Excerpts from a figure dataset:

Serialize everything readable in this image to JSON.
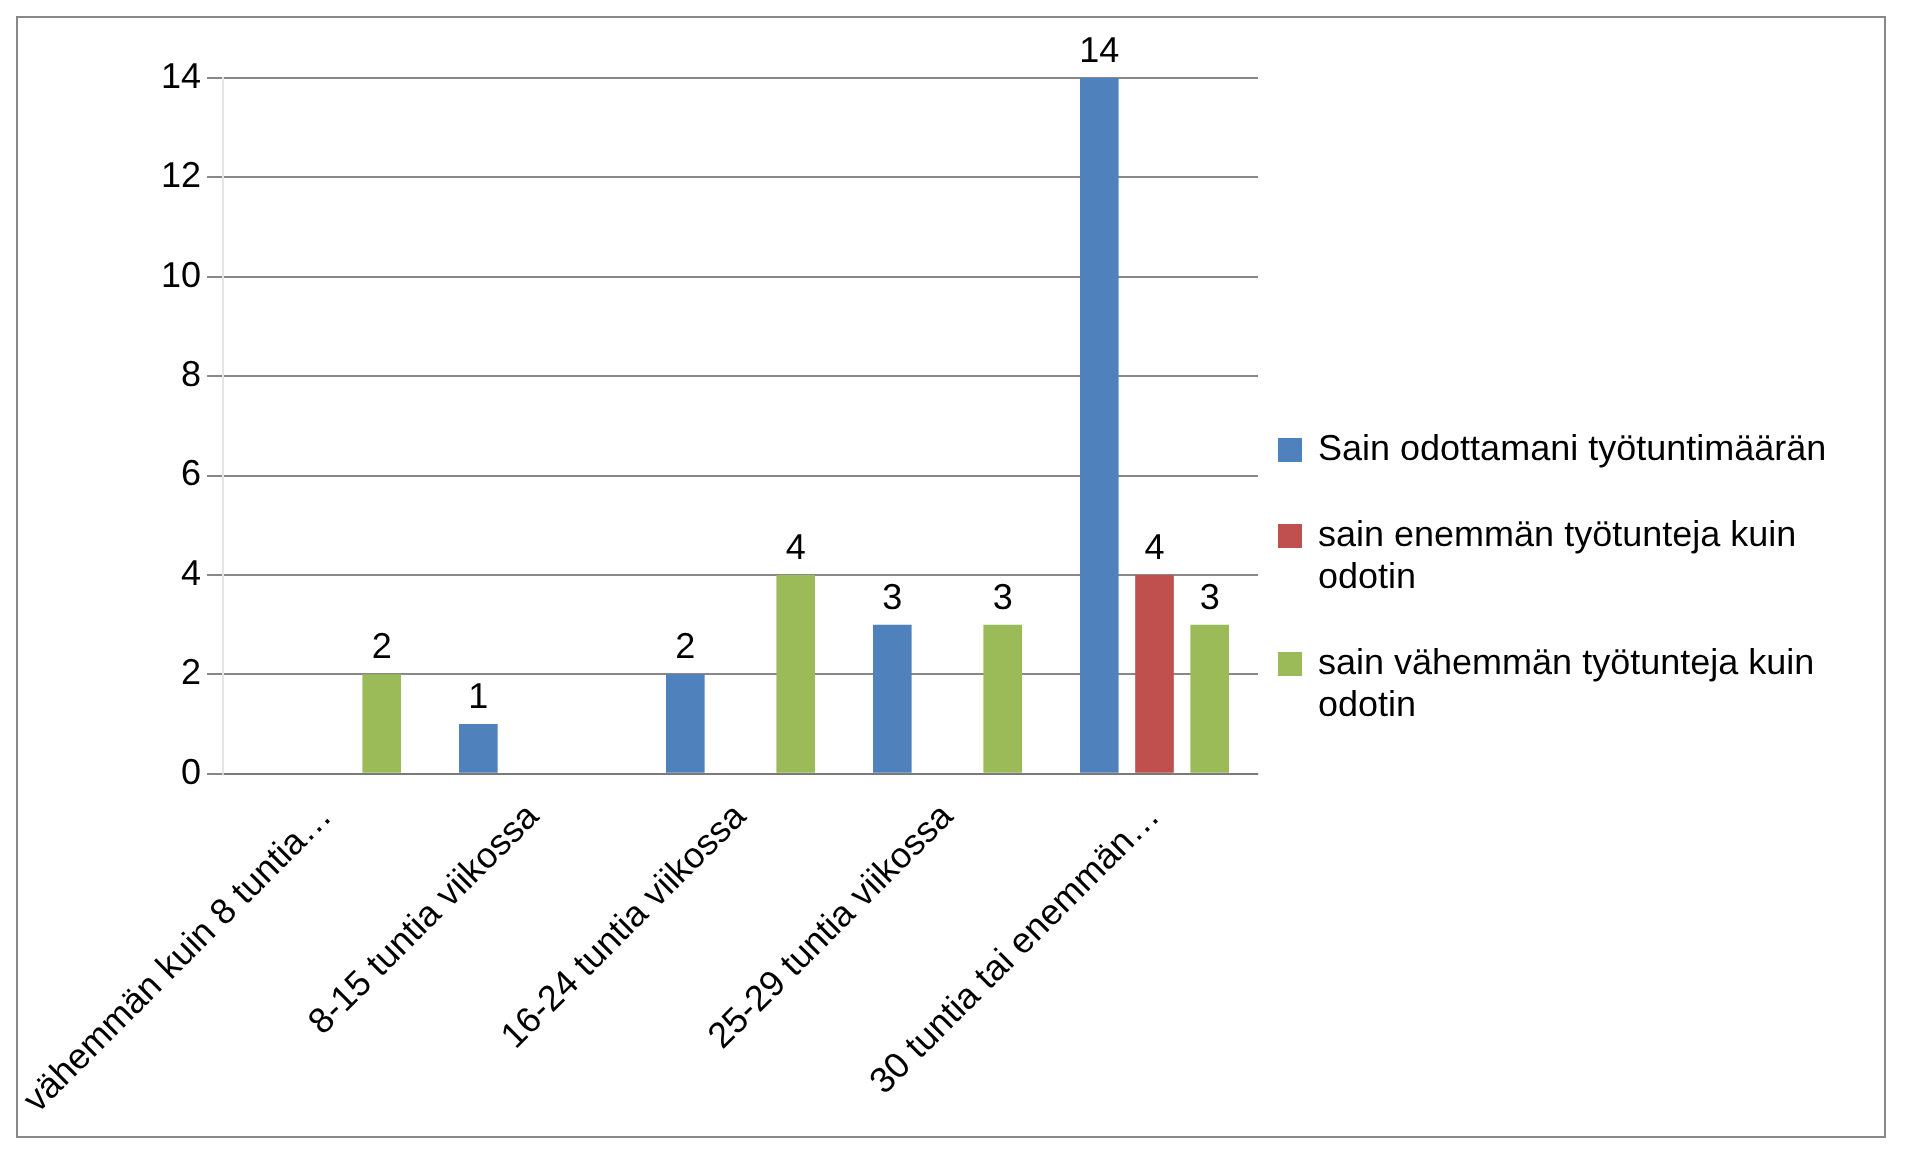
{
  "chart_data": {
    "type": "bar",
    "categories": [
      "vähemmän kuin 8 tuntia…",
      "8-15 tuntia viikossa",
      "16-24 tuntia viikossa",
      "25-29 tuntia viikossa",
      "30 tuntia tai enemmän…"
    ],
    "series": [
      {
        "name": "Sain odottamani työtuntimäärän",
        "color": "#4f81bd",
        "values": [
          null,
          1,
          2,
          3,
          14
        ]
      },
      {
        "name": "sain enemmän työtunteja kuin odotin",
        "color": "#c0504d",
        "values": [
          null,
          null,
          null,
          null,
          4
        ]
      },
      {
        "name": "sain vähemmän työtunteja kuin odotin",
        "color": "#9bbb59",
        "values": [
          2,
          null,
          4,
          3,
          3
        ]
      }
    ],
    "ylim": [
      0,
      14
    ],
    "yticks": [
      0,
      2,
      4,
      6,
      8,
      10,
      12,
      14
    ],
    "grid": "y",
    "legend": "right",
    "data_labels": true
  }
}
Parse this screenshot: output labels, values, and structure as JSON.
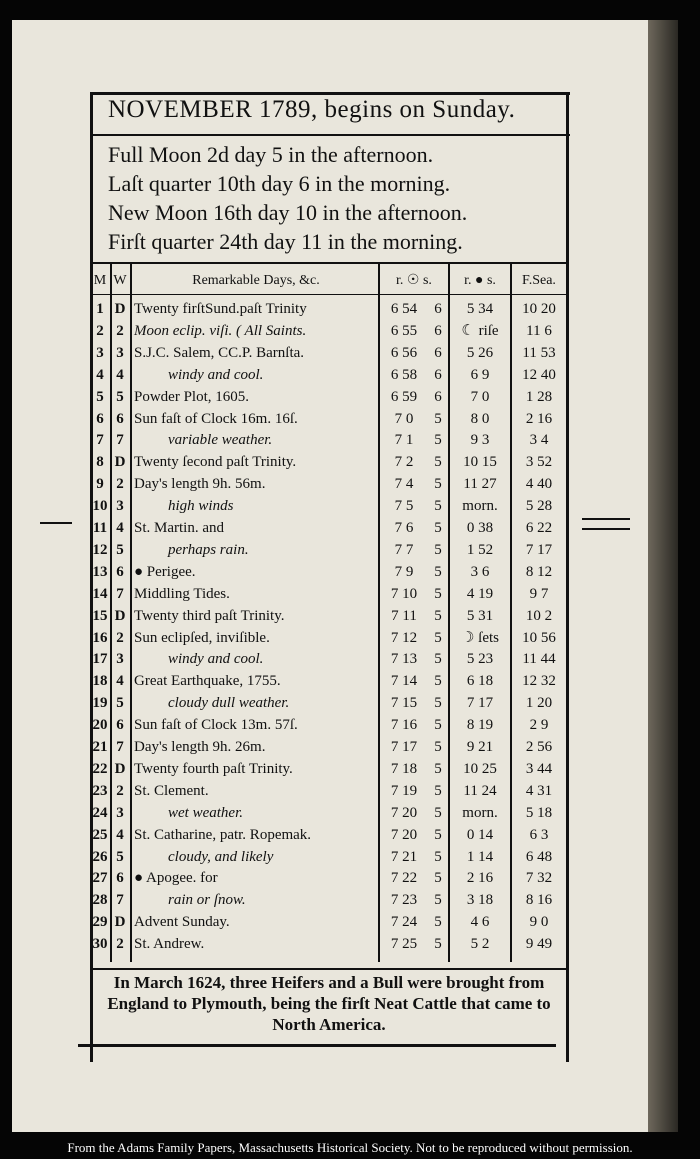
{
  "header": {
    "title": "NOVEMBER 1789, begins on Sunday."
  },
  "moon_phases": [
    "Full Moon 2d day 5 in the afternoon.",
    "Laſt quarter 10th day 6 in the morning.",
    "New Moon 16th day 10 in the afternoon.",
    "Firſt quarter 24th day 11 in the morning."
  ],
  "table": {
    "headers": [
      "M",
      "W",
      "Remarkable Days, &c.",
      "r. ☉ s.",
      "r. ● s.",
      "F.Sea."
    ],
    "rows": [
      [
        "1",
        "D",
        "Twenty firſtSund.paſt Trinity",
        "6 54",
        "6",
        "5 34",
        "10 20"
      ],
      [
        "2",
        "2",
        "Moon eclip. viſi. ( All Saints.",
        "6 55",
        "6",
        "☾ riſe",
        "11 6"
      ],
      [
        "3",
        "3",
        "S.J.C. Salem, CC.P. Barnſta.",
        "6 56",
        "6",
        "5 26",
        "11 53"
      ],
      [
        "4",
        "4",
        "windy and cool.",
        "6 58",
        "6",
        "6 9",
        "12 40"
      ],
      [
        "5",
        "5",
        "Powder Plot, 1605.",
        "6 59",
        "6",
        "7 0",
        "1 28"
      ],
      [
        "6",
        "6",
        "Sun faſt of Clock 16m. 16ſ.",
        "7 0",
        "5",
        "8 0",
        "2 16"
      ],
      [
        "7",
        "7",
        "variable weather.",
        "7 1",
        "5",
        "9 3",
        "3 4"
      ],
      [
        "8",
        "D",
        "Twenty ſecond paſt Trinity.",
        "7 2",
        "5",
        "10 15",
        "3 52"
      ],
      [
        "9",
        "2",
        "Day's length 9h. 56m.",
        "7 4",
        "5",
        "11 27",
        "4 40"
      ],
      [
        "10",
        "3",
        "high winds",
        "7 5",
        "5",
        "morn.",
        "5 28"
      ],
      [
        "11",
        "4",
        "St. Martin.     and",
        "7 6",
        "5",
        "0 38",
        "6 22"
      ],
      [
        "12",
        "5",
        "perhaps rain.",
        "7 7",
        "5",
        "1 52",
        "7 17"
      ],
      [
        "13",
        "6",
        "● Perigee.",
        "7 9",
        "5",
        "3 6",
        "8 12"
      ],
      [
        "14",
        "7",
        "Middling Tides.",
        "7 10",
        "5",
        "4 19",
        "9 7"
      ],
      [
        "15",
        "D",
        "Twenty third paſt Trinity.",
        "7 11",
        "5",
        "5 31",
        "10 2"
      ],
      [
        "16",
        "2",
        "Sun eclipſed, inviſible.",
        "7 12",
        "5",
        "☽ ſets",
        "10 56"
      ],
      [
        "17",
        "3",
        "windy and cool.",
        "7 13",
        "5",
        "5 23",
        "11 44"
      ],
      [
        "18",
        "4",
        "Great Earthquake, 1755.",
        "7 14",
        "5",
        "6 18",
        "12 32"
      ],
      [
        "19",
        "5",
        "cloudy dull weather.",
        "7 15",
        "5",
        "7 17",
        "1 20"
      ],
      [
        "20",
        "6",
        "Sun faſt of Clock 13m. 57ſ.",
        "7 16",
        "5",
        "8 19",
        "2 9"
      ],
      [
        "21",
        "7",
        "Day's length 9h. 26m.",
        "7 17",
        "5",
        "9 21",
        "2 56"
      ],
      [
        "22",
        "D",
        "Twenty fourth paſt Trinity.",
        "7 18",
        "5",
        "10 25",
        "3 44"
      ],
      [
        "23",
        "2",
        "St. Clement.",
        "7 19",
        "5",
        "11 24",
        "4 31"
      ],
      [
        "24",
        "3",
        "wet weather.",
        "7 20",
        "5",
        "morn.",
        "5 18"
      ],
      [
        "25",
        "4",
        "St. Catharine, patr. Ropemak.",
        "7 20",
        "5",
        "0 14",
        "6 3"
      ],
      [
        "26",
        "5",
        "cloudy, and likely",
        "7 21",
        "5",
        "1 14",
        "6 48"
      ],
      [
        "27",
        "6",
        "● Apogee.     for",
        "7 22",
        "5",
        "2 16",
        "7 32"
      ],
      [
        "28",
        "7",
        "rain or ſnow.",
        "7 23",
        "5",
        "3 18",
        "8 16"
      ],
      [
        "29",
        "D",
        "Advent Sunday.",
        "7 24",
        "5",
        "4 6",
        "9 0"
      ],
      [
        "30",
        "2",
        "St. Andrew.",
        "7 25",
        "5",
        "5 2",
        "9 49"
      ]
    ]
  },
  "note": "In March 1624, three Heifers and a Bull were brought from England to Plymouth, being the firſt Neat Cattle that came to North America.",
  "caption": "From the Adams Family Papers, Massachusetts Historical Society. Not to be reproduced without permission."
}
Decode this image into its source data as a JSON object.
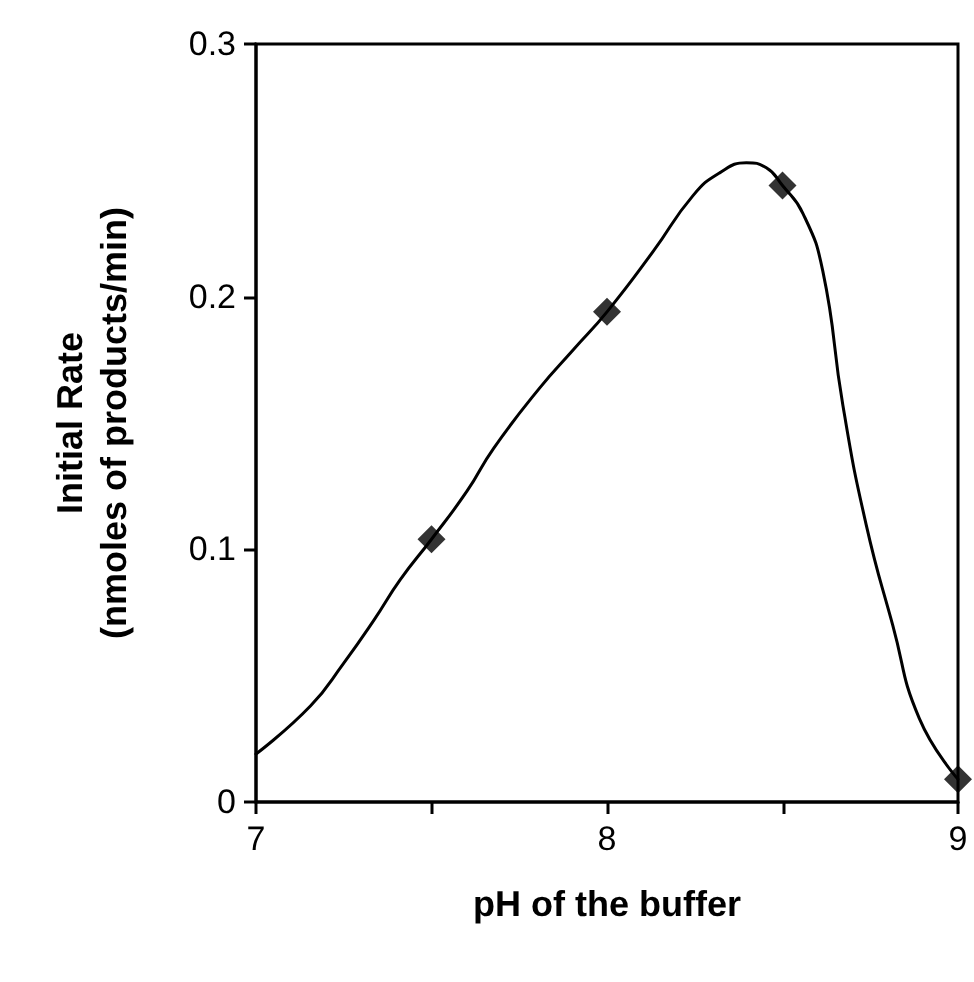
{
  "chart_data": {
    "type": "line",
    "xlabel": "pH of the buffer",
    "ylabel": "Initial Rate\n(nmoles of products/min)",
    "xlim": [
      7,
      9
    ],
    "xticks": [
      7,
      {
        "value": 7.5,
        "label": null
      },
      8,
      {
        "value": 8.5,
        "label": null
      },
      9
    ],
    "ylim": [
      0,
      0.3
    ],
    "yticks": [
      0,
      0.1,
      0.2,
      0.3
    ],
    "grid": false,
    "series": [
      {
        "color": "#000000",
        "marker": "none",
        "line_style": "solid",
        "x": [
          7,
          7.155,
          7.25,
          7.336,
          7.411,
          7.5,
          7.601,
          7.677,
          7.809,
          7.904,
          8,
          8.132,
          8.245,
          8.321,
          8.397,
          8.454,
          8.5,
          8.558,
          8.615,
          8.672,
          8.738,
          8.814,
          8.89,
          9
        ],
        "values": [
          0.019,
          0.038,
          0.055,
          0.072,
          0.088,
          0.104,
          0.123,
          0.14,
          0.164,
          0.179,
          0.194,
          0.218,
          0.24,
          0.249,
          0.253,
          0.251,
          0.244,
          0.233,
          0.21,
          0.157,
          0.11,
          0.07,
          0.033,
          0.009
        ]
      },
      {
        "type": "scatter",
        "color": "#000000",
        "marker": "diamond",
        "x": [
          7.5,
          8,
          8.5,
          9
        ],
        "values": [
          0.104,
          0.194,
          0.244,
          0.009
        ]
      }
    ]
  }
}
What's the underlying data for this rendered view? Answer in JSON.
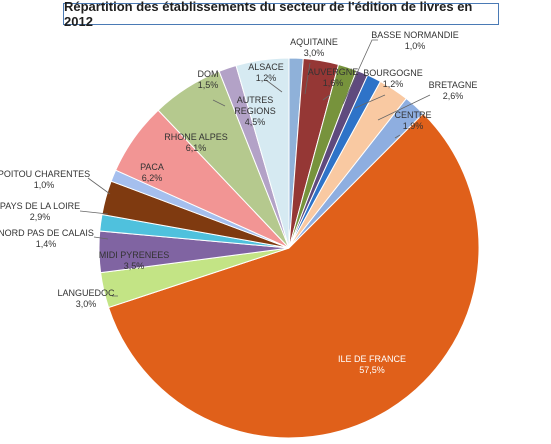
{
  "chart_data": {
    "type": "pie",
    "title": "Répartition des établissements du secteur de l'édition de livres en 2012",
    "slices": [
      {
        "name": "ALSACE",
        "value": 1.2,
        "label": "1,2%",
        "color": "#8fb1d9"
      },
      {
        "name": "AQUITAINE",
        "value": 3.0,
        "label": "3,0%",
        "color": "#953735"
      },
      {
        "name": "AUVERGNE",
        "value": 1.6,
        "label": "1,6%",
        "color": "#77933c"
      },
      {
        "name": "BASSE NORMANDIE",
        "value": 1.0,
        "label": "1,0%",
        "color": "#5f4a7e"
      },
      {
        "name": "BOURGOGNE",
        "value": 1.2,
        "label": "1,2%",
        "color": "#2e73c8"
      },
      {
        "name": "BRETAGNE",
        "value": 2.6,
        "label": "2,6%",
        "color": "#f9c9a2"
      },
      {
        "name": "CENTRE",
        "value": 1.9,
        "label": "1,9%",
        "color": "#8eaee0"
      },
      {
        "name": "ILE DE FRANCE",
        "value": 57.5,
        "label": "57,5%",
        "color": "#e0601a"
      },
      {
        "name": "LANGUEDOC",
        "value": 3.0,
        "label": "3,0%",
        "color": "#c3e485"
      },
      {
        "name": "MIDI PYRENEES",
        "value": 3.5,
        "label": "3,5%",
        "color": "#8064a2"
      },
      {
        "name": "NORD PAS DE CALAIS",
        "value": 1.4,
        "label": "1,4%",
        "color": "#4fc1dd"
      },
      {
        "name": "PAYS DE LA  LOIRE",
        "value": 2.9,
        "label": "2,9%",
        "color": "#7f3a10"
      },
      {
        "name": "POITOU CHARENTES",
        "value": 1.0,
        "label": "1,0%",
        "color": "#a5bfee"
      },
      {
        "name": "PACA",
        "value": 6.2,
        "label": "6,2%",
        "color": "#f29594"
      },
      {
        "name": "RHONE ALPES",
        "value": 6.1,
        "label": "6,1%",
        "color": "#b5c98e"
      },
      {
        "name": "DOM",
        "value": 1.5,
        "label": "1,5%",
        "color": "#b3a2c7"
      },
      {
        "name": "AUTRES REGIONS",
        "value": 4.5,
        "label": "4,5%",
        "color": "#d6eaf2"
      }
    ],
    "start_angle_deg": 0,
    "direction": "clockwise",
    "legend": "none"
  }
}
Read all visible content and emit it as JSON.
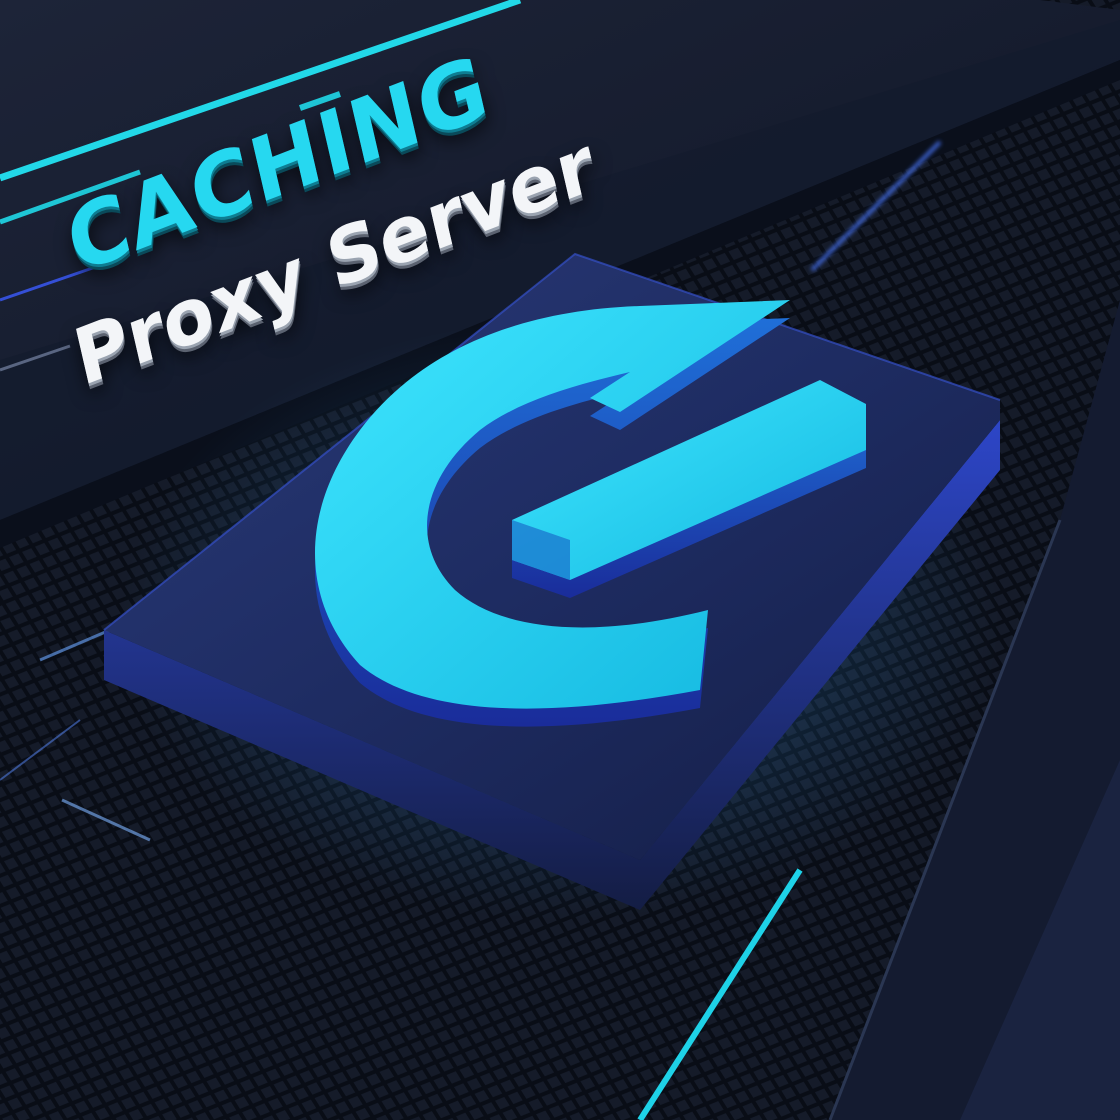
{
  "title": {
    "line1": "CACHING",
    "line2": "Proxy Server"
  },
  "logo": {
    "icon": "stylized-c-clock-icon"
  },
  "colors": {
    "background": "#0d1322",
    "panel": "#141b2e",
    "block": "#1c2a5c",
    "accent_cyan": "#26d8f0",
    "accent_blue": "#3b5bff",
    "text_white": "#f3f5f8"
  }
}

GIVEN PROBLEM: Beginning with the line that contains "Read all visible content and emit it as JSON." and ending with the last line of the data above, output those lines exactly and nothing more, without any pictures.

ANSWER TO THIS TASK:
Read all visible content and emit it as JSON.
{
  "title": {
    "line1": "CACHING",
    "line2": "Proxy Server"
  },
  "logo": {
    "icon": "stylized-c-clock-icon"
  },
  "colors": {
    "background": "#0d1322",
    "panel": "#141b2e",
    "block": "#1c2a5c",
    "accent_cyan": "#26d8f0",
    "accent_blue": "#3b5bff",
    "text_white": "#f3f5f8"
  }
}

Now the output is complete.